[Stored records]
──────────────────────────────

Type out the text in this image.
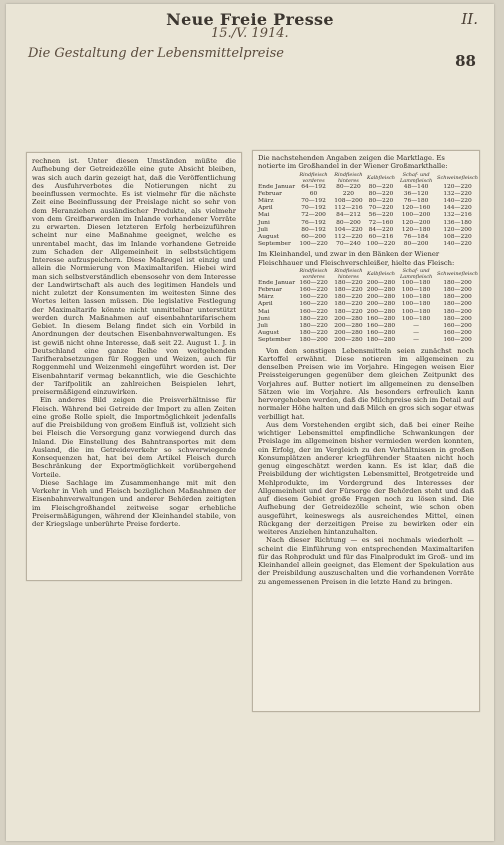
Neue Freie Presse	II.
15./V. 1914.
Die Gestaltung der Lebensmittelpreise	88

rechnen ist. Unter diesen Umständen müßte die Aufhebung der Getreidezölle eine gute Absicht bleiben, was sich auch darin gezeigt hat, daß die Veröffentlichung des Ausfuhrverbotes die Notierungen nicht zu beeinflussen vermochte. Es ist vielmehr für die nächste Zeit eine Beeinflussung der Preislage nicht so sehr von dem Heranziehen ausländischer Produkte, als vielmehr von dem Greifbarwerden im Inlande vorhandener Vorräte zu erwarten. Diesen letzteren Erfolg herbeizuführen scheint nur eine Maßnahme geeignet, welche es unrentabel macht, das im Inlande vorhandene Getreide zum Schaden der Allgemeinheit in selbstsüchtigem Interesse aufzuspeichern. Diese Maßregel ist einzig und allein die Normierung von Maximaltarifen. Hiebei wird man sich selbstverständlich ebensosehr von dem Interesse der Landwirtschaft als auch des legitimen Handels und nicht zuletzt der Konsumenten im weitesten Sinne des Wortes leiten lassen müssen. Die legislative Festlegung der Maximaltarife könnte nicht unmittelbar unterstützt werden durch Maßnahmen auf eisenbahntarifarischem Gebiet. In diesem Belang findet sich ein Vorbild in Anordnungen der deutschen Eisenbahnverwaltungen. Es ist gewiß nicht ohne Interesse, daß seit 22. August 1. J. in Deutschland eine ganze Reihe von weitgehenden Tarifherabsetzungen für Roggen und Weizen, auch für Roggenmehl und Weizenmehl eingeführt worden ist. Der Eisenbahntarif vermag bekanntlich, wie die Geschichte der Tarifpolitik an zahlreichen Beispielen lehrt, preisermäßigend einzuwirken.

Ein anderes Bild zeigen die Preisverhältnisse für Fleisch. Während bei Getreide der Import zu allen Zeiten eine große Rolle spielt, die Importmöglichkeit jedenfalls auf die Preisbildung von großem Einfluß ist, vollzieht sich bei Fleisch die Versorgung ganz vorwiegend durch das Inland. Die Einstellung des Bahntransportes mit dem Ausland, die im Getreideverkehr so schwerwiegende Konsequenzen hat, hat bei dem Artikel Fleisch durch Beschränkung der Exportmöglichkeit vorübergehend Vorteile.

Diese Sachlage im Zusammenhange mit mit den Verkehr in Vieh und Fleisch bezüglichen Maßnahmen der Eisenbahnverwaltungen und anderer Behörden zeitigten im Fleischgroßhandel zeitweise sogar erhebliche Preisermäßigungen, während der Kleinhandel stabile, von der Kriegslage unberührte Preise forderte.

Die nachstehenden Angaben zeigen die Marktlage. Es notierte im Großhandel in der Wiener Großmarkthalle:
	Rindfleisch vorderes	Rindfleisch hinteres	Kalbfleisch	Schaf- und Lammfleisch	Schweinefleisch
Ende Januar	64—192	80—220	80—220	48—140	120—220
Februar	60	220	80—220	36—120	132—220
März	70—192	108—200	80—220	76—180	140—220
April	70—192	112—216	70—220	120—160	144—220
Mai	72—200	84—212	56—220	100—200	132—216
Juni	76—192	80—200	72—160	120—200	136—180
Juli	80—192	104—220	84—220	120—180	120—200
August	60—200	112—220	60—216	76—184	108—220
September	100—220	70—240	100—220	80—200	140—220
Im Kleinhandel, und zwar in den Bänken der Wiener Fleischhauer und Fleischverschleißer, hielte das Fleisch:
	Rindfleisch vorderes	Rindfleisch hinteres	Kalbfleisch	Schaf- und Lammfleisch	Schweinefleisch
Ende Januar	160—220	180—220	200—280	100—180	180—200
Februar	160—220	180—220	200—280	100—180	180—200
März	160—220	180—220	200—280	100—180	180—200
April	160—220	180—220	200—280	100—180	180—200
Mai	160—220	180—220	200—280	100—180	180—200
Juni	180—220	200—280	160—280	100—180	180—200
Juli	180—220	200—280	160—280	—	160—200
August	180—220	200—280	160—280	—	160—200
September	180—200	200—280	180—280	—	160—200

Von den sonstigen Lebensmitteln seien zunächst noch Kartoffel erwähnt. Diese notieren im allgemeinen zu denselben Preisen wie im Vorjahre. Hingegen weisen Eier Preissteigerungen gegenüber dem gleichen Zeitpunkt des Vorjahres auf. Butter notiert im allgemeinen zu denselben Sätzen wie im Vorjahre. Als besonders erfreulich kann hervorgehoben werden, daß die Milchpreise sich im Detail auf normaler Höhe halten und daß Milch en gros sich sogar etwas verbilligt hat.

Aus dem Vorstehenden ergibt sich, daß bei einer Reihe wichtiger Lebensmittel empfindliche Schwankungen der Preislage im allgemeinen bisher vermieden werden konnten, ein Erfolg, der im Vergleich zu den Verhältnissen in großen Konsumplätzen anderer kriegführender Staaten nicht hoch genug eingeschätzt werden kann. Es ist klar, daß die Preisbildung der wichtigsten Lebensmittel, Brotgetreide und Mehlprodukte, im Vordergrund des Interesses der Allgemeinheit und der Fürsorge der Behörden steht und daß auf diesem Gebiet große Fragen noch zu lösen sind. Die Aufhebung der Getreidezölle scheint, wie schon oben ausgeführt, keineswegs als ausreichendes Mittel, einen Rückgang der derzeitigen Preise zu bewirken oder ein weiteres Anziehen hintanzuhalten.

Nach dieser Richtung — es sei nochmals wiederholt — scheint die Einführung von entsprechenden Maximaltarifen für das Rohprodukt und für das Finalprodukt im Groß- und im Kleinhandel allein geeignet, das Element der Spekulation aus der Preisbildung auszuschalten und die vorhandenen Vorräte zu angemessenen Preisen in die letzte Hand zu bringen.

──────────────────────────────

WHAT NEEDS TO BE DONE ->
The records above need to be given again exactly. Omit the pictures.

COMPLETED EXERCISE ->
Type out the text in this image.
Neue Freie Presse	II.
15./V. 1914.
Die Gestaltung der Lebensmittelpreise	88

rechnen ist. Unter diesen Umständen müßte die Aufhebung der Getreidezölle eine gute Absicht bleiben, was sich auch darin gezeigt hat, daß die Veröffentlichung des Ausfuhrverbotes die Notierungen nicht zu beeinflussen vermochte. Es ist vielmehr für die nächste Zeit eine Beeinflussung der Preislage nicht so sehr von dem Heranziehen ausländischer Produkte, als vielmehr von dem Greifbarwerden im Inlande vorhandener Vorräte zu erwarten. Diesen letzteren Erfolg herbeizuführen scheint nur eine Maßnahme geeignet, welche es unrentabel macht, das im Inlande vorhandene Getreide zum Schaden der Allgemeinheit in selbstsüchtigem Interesse aufzuspeichern. Diese Maßregel ist einzig und allein die Normierung von Maximaltarifen. Hiebei wird man sich selbstverständlich ebensosehr von dem Interesse der Landwirtschaft als auch des legitimen Handels und nicht zuletzt der Konsumenten im weitesten Sinne des Wortes leiten lassen müssen. Die legislative Festlegung der Maximaltarife könnte nicht unmittelbar unterstützt werden durch Maßnahmen auf eisenbahntarifarischem Gebiet. In diesem Belang findet sich ein Vorbild in Anordnungen der deutschen Eisenbahnverwaltungen. Es ist gewiß nicht ohne Interesse, daß seit 22. August 1. J. in Deutschland eine ganze Reihe von weitgehenden Tarifherabsetzungen für Roggen und Weizen, auch für Roggenmehl und Weizenmehl eingeführt worden ist. Der Eisenbahntarif vermag bekanntlich, wie die Geschichte der Tarifpolitik an zahlreichen Beispielen lehrt, preisermäßigend einzuwirken.

Ein anderes Bild zeigen die Preisverhältnisse für Fleisch. Während bei Getreide der Import zu allen Zeiten eine große Rolle spielt, die Importmöglichkeit jedenfalls auf die Preisbildung von großem Einfluß ist, vollzieht sich bei Fleisch die Versorgung ganz vorwiegend durch das Inland. Die Einstellung des Bahntransportes mit dem Ausland, die im Getreideverkehr so schwerwiegende Konsequenzen hat, hat bei dem Artikel Fleisch durch Beschränkung der Exportmöglichkeit vorübergehend Vorteile.

Diese Sachlage im Zusammenhange mit mit den Verkehr in Vieh und Fleisch bezüglichen Maßnahmen der Eisenbahnverwaltungen und anderer Behörden zeitigten im Fleischgroßhandel zeitweise sogar erhebliche Preisermäßigungen, während der Kleinhandel stabile, von der Kriegslage unberührte Preise forderte.

Die nachstehenden Angaben zeigen die Marktlage. Es notierte im Großhandel in der Wiener Großmarkthalle:
	Rindfleisch vorderes	Rindfleisch hinteres	Kalbfleisch	Schaf- und Lammfleisch	Schweinefleisch
Ende Januar	64—192	80—220	80—220	48—140	120—220
Februar	60	220	80—220	36—120	132—220
März	70—192	108—200	80—220	76—180	140—220
April	70—192	112—216	70—220	120—160	144—220
Mai	72—200	84—212	56—220	100—200	132—216
Juni	76—192	80—200	72—160	120—200	136—180
Juli	80—192	104—220	84—220	120—180	120—200
August	60—200	112—220	60—216	76—184	108—220
September	100—220	70—240	100—220	80—200	140—220
Im Kleinhandel, und zwar in den Bänken der Wiener Fleischhauer und Fleischverschleißer, hielte das Fleisch:
	Rindfleisch vorderes	Rindfleisch hinteres	Kalbfleisch	Schaf- und Lammfleisch	Schweinefleisch
Ende Januar	160—220	180—220	200—280	100—180	180—200
Februar	160—220	180—220	200—280	100—180	180—200
März	160—220	180—220	200—280	100—180	180—200
April	160—220	180—220	200—280	100—180	180—200
Mai	160—220	180—220	200—280	100—180	180—200
Juni	180—220	200—280	160—280	100—180	180—200
Juli	180—220	200—280	160—280	—	160—200
August	180—220	200—280	160—280	—	160—200
September	180—200	200—280	180—280	—	160—200

Von den sonstigen Lebensmitteln seien zunächst noch Kartoffel erwähnt. Diese notieren im allgemeinen zu denselben Preisen wie im Vorjahre. Hingegen weisen Eier Preissteigerungen gegenüber dem gleichen Zeitpunkt des Vorjahres auf. Butter notiert im allgemeinen zu denselben Sätzen wie im Vorjahre. Als besonders erfreulich kann hervorgehoben werden, daß die Milchpreise sich im Detail auf normaler Höhe halten und daß Milch en gros sich sogar etwas verbilligt hat.

Aus dem Vorstehenden ergibt sich, daß bei einer Reihe wichtiger Lebensmittel empfindliche Schwankungen der Preislage im allgemeinen bisher vermieden werden konnten, ein Erfolg, der im Vergleich zu den Verhältnissen in großen Konsumplätzen anderer kriegführender Staaten nicht hoch genug eingeschätzt werden kann. Es ist klar, daß die Preisbildung der wichtigsten Lebensmittel, Brotgetreide und Mehlprodukte, im Vordergrund des Interesses der Allgemeinheit und der Fürsorge der Behörden steht und daß auf diesem Gebiet große Fragen noch zu lösen sind. Die Aufhebung der Getreidezölle scheint, wie schon oben ausgeführt, keineswegs als ausreichendes Mittel, einen Rückgang der derzeitigen Preise zu bewirken oder ein weiteres Anziehen hintanzuhalten.

Nach dieser Richtung — es sei nochmals wiederholt — scheint die Einführung von entsprechenden Maximaltarifen für das Rohprodukt und für das Finalprodukt im Groß- und im Kleinhandel allein geeignet, das Element der Spekulation aus der Preisbildung auszuschalten und die vorhandenen Vorräte zu angemessenen Preisen in die letzte Hand zu bringen.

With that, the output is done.